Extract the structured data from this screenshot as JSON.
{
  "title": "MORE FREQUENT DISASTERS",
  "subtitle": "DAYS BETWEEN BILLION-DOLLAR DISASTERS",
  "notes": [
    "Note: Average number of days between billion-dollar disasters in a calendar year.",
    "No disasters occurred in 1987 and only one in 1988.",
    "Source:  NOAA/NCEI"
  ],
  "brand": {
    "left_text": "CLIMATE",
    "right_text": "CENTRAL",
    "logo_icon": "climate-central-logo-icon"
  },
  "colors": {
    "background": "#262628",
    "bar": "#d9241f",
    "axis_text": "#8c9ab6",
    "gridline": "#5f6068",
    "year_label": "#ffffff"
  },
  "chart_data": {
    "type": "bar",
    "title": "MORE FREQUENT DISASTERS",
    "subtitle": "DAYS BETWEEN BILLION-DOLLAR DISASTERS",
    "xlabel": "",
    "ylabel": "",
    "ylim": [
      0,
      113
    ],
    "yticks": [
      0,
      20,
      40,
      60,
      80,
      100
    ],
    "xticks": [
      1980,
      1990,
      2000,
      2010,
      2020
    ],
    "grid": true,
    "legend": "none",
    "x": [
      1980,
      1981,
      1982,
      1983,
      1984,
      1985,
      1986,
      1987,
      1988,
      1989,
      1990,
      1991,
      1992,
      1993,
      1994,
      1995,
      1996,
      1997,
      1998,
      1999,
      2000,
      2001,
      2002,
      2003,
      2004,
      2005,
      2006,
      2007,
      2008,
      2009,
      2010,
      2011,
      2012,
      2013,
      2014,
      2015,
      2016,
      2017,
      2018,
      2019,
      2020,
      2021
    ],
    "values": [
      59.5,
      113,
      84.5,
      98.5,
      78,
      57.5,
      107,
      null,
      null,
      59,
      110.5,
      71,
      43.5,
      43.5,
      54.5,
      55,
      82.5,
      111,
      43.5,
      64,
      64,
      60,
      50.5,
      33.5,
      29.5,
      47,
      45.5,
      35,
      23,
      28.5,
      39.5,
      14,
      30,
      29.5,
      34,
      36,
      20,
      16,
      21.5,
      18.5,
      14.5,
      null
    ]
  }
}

☆ ☆ ☆ ☆ ☆ ☆ ☆

Exercise directions: Your task is to quote the listing above word for word.

The result:
Extract the structured data from this screenshot as JSON.
{
  "title": "MORE FREQUENT DISASTERS",
  "subtitle": "DAYS BETWEEN BILLION-DOLLAR DISASTERS",
  "notes": [
    "Note: Average number of days between billion-dollar disasters in a calendar year.",
    "No disasters occurred in 1987 and only one in 1988.",
    "Source:  NOAA/NCEI"
  ],
  "brand": {
    "left_text": "CLIMATE",
    "right_text": "CENTRAL",
    "logo_icon": "climate-central-logo-icon"
  },
  "colors": {
    "background": "#262628",
    "bar": "#d9241f",
    "axis_text": "#8c9ab6",
    "gridline": "#5f6068",
    "year_label": "#ffffff"
  },
  "chart_data": {
    "type": "bar",
    "title": "MORE FREQUENT DISASTERS",
    "subtitle": "DAYS BETWEEN BILLION-DOLLAR DISASTERS",
    "xlabel": "",
    "ylabel": "",
    "ylim": [
      0,
      113
    ],
    "yticks": [
      0,
      20,
      40,
      60,
      80,
      100
    ],
    "xticks": [
      1980,
      1990,
      2000,
      2010,
      2020
    ],
    "grid": true,
    "legend": "none",
    "x": [
      1980,
      1981,
      1982,
      1983,
      1984,
      1985,
      1986,
      1987,
      1988,
      1989,
      1990,
      1991,
      1992,
      1993,
      1994,
      1995,
      1996,
      1997,
      1998,
      1999,
      2000,
      2001,
      2002,
      2003,
      2004,
      2005,
      2006,
      2007,
      2008,
      2009,
      2010,
      2011,
      2012,
      2013,
      2014,
      2015,
      2016,
      2017,
      2018,
      2019,
      2020,
      2021
    ],
    "values": [
      59.5,
      113,
      84.5,
      98.5,
      78,
      57.5,
      107,
      null,
      null,
      59,
      110.5,
      71,
      43.5,
      43.5,
      54.5,
      55,
      82.5,
      111,
      43.5,
      64,
      64,
      60,
      50.5,
      33.5,
      29.5,
      47,
      45.5,
      35,
      23,
      28.5,
      39.5,
      14,
      30,
      29.5,
      34,
      36,
      20,
      16,
      21.5,
      18.5,
      14.5,
      null
    ]
  }
}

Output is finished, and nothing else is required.